Records from a dataset
====

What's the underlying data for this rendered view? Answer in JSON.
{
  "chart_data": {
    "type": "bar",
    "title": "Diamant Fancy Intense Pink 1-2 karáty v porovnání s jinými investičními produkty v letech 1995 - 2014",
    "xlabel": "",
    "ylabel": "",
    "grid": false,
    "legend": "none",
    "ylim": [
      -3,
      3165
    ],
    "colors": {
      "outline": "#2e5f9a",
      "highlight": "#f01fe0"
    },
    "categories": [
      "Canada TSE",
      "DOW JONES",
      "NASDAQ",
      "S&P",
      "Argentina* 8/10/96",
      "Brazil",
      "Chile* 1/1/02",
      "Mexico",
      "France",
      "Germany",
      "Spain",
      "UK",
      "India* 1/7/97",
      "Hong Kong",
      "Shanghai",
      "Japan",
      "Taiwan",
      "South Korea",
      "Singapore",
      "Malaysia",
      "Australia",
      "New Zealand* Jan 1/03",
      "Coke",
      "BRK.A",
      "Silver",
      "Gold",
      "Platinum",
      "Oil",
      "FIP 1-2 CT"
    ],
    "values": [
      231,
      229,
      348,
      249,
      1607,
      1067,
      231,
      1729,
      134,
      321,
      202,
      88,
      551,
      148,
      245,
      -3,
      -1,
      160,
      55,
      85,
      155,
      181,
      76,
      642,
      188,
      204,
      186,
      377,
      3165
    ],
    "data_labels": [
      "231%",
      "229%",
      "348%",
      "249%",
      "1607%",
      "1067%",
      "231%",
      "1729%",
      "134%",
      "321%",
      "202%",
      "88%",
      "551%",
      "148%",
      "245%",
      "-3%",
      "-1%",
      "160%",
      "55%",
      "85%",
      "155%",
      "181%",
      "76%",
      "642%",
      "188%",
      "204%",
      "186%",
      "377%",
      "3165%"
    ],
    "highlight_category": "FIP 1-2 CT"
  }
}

====

§ **Exercise description**:
Restate each entry exactly, skipping none.

§ **The response**:
What's the underlying data for this rendered view? Answer in JSON.
{
  "chart_data": {
    "type": "bar",
    "title": "Diamant Fancy Intense Pink 1-2 karáty v porovnání s jinými investičními produkty v letech 1995 - 2014",
    "xlabel": "",
    "ylabel": "",
    "grid": false,
    "legend": "none",
    "ylim": [
      -3,
      3165
    ],
    "colors": {
      "outline": "#2e5f9a",
      "highlight": "#f01fe0"
    },
    "categories": [
      "Canada TSE",
      "DOW JONES",
      "NASDAQ",
      "S&P",
      "Argentina* 8/10/96",
      "Brazil",
      "Chile* 1/1/02",
      "Mexico",
      "France",
      "Germany",
      "Spain",
      "UK",
      "India* 1/7/97",
      "Hong Kong",
      "Shanghai",
      "Japan",
      "Taiwan",
      "South Korea",
      "Singapore",
      "Malaysia",
      "Australia",
      "New Zealand* Jan 1/03",
      "Coke",
      "BRK.A",
      "Silver",
      "Gold",
      "Platinum",
      "Oil",
      "FIP 1-2 CT"
    ],
    "values": [
      231,
      229,
      348,
      249,
      1607,
      1067,
      231,
      1729,
      134,
      321,
      202,
      88,
      551,
      148,
      245,
      -3,
      -1,
      160,
      55,
      85,
      155,
      181,
      76,
      642,
      188,
      204,
      186,
      377,
      3165
    ],
    "data_labels": [
      "231%",
      "229%",
      "348%",
      "249%",
      "1607%",
      "1067%",
      "231%",
      "1729%",
      "134%",
      "321%",
      "202%",
      "88%",
      "551%",
      "148%",
      "245%",
      "-3%",
      "-1%",
      "160%",
      "55%",
      "85%",
      "155%",
      "181%",
      "76%",
      "642%",
      "188%",
      "204%",
      "186%",
      "377%",
      "3165%"
    ],
    "highlight_category": "FIP 1-2 CT"
  }
}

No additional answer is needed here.